» **Selected excerpt**
►
Abstract
Many particle accelerators are proposing the use of crab cavities to correct for accelerator crossing angles or for the production of short bunches in light sources. These cavities produce a rotation to the bunch in a well-defined polarization plane. If the plane of the rotation does not align with the horizontal axis of the accelerator, the bunch will receive a small amount of spurious vertical bunch rotation. For accelerators with small vertical beam sizes and large beam-beam effects, this can cause significant unwanted effects. In this paper we propose the use of a 2nd smaller crab cavity in the vertical plane in order to cancel this effect and investigate its use in numerical simulations.
Highlights
Particle colliders often employ a finite crossing angle between colliding bunches
In this paper we look at the theory of such a device and numerically model an anticrab cavity for use in the International Linear Collider (ILC)
◄
» **Given request 1**
In the crab cavity abstract, what do the authors propose to cancel the spurious vertical bunch rotation?
The abstract and the entries that follow it are unrelated to each other.

» **The input**
►
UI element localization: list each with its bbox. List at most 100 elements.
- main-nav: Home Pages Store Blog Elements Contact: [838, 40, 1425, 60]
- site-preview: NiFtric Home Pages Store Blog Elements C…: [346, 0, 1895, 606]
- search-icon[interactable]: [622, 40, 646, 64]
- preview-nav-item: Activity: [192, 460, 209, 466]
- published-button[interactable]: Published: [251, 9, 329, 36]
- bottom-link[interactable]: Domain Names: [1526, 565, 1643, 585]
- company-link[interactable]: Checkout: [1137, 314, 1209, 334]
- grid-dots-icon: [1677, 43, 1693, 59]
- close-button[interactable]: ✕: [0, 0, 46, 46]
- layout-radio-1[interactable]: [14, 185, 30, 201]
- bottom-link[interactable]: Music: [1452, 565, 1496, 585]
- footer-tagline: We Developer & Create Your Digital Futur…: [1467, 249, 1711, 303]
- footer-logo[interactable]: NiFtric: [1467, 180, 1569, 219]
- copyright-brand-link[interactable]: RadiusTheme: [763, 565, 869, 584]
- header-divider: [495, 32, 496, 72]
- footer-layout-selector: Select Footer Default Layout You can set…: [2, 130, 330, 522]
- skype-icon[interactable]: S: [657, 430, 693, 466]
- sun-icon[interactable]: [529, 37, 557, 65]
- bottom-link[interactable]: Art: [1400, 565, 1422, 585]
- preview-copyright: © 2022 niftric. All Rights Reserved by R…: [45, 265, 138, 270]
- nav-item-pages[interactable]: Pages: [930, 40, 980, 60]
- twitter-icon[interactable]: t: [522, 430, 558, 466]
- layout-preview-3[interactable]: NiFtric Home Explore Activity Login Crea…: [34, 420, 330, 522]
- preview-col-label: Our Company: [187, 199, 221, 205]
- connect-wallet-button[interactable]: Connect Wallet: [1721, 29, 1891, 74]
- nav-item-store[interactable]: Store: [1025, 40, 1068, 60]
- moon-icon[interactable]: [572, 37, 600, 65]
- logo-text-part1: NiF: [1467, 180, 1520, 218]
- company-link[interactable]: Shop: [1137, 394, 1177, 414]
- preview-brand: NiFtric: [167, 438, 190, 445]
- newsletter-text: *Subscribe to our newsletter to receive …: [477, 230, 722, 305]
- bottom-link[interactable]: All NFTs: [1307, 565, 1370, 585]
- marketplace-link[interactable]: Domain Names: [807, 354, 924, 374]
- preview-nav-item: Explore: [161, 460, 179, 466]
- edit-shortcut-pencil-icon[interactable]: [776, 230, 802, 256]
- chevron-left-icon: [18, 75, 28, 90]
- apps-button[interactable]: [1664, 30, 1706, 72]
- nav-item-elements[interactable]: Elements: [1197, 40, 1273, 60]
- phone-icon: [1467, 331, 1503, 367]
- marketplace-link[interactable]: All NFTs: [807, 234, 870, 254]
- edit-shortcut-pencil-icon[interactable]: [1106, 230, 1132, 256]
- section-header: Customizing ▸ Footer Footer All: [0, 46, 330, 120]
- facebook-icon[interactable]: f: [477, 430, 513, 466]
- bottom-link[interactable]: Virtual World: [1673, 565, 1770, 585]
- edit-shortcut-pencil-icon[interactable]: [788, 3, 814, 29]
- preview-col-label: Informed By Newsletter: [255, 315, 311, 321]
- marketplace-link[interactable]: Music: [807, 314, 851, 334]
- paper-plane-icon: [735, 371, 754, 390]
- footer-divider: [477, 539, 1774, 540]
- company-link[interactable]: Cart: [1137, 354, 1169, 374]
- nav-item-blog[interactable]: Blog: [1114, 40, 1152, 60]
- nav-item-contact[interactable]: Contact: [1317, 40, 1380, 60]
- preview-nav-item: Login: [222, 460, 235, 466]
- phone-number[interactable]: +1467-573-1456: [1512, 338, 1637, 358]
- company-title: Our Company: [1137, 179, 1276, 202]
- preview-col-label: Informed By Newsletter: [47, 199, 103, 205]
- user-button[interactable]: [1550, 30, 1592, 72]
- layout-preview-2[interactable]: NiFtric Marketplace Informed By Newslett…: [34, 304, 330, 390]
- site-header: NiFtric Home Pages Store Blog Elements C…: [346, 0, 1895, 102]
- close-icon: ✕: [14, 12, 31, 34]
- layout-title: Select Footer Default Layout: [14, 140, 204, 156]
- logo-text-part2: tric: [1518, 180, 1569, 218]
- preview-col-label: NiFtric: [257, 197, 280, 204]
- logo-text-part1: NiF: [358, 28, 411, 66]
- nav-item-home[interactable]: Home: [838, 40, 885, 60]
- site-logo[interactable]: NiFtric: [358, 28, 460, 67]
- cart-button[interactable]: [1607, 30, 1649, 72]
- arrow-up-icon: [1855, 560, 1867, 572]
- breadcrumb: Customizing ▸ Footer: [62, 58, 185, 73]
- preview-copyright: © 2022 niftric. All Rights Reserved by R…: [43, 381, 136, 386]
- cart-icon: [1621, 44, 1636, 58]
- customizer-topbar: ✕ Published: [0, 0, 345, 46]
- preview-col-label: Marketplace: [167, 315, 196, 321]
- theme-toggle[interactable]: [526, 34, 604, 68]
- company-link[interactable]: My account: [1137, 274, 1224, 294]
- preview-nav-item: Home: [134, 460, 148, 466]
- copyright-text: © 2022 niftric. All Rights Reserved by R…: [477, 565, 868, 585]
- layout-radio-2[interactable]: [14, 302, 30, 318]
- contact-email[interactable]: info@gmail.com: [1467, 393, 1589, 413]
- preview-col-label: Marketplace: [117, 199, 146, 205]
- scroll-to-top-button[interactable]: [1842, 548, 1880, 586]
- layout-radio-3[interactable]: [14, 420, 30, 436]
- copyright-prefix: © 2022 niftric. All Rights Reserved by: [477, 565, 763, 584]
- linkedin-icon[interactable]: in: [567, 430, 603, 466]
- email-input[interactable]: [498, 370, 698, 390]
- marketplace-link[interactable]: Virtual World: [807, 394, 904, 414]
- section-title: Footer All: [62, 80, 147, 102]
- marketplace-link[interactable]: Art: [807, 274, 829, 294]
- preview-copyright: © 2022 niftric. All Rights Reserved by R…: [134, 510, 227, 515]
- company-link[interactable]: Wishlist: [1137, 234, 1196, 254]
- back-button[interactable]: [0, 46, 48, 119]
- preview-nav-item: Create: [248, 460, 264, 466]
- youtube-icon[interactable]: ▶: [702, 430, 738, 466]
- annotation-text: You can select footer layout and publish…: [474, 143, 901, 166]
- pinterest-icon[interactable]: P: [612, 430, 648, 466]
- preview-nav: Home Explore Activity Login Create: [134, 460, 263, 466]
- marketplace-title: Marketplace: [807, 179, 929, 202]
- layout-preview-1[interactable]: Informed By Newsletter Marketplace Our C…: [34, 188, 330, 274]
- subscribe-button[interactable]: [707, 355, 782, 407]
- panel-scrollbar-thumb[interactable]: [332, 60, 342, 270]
◄
» **Given request 2**
Reproduce the stretch of the entries from their first line through the line containing "- connect-wallet-button[interactable]: Connect", with both ends included.

» **Correct answer 1**
A second, smaller crab cavity in the vertical plane.

» **Correct answer 2**
UI element localization: list each with its bbox. List at most 100 elements.
- main-nav: Home Pages Store Blog Elements Contact: [838, 40, 1425, 60]
- site-preview: NiFtric Home Pages Store Blog Elements C…: [346, 0, 1895, 606]
- search-icon[interactable]: [622, 40, 646, 64]
- preview-nav-item: Activity: [192, 460, 209, 466]
- published-button[interactable]: Published: [251, 9, 329, 36]
- bottom-link[interactable]: Domain Names: [1526, 565, 1643, 585]
- company-link[interactable]: Checkout: [1137, 314, 1209, 334]
- grid-dots-icon: [1677, 43, 1693, 59]
- close-button[interactable]: ✕: [0, 0, 46, 46]
- layout-radio-1[interactable]: [14, 185, 30, 201]
- bottom-link[interactable]: Music: [1452, 565, 1496, 585]
- footer-tagline: We Developer & Create Your Digital Futur…: [1467, 249, 1711, 303]
- footer-logo[interactable]: NiFtric: [1467, 180, 1569, 219]
- copyright-brand-link[interactable]: RadiusTheme: [763, 565, 869, 584]
- header-divider: [495, 32, 496, 72]
- footer-layout-selector: Select Footer Default Layout You can set…: [2, 130, 330, 522]
- skype-icon[interactable]: S: [657, 430, 693, 466]
- sun-icon[interactable]: [529, 37, 557, 65]
- bottom-link[interactable]: Art: [1400, 565, 1422, 585]
- preview-copyright: © 2022 niftric. All Rights Reserved by R…: [45, 265, 138, 270]
- nav-item-pages[interactable]: Pages: [930, 40, 980, 60]
- twitter-icon[interactable]: t: [522, 430, 558, 466]
- layout-preview-3[interactable]: NiFtric Home Explore Activity Login Crea…: [34, 420, 330, 522]
- preview-col-label: Our Company: [187, 199, 221, 205]
- connect-wallet-button[interactable]: Connect Wallet: [1721, 29, 1891, 74]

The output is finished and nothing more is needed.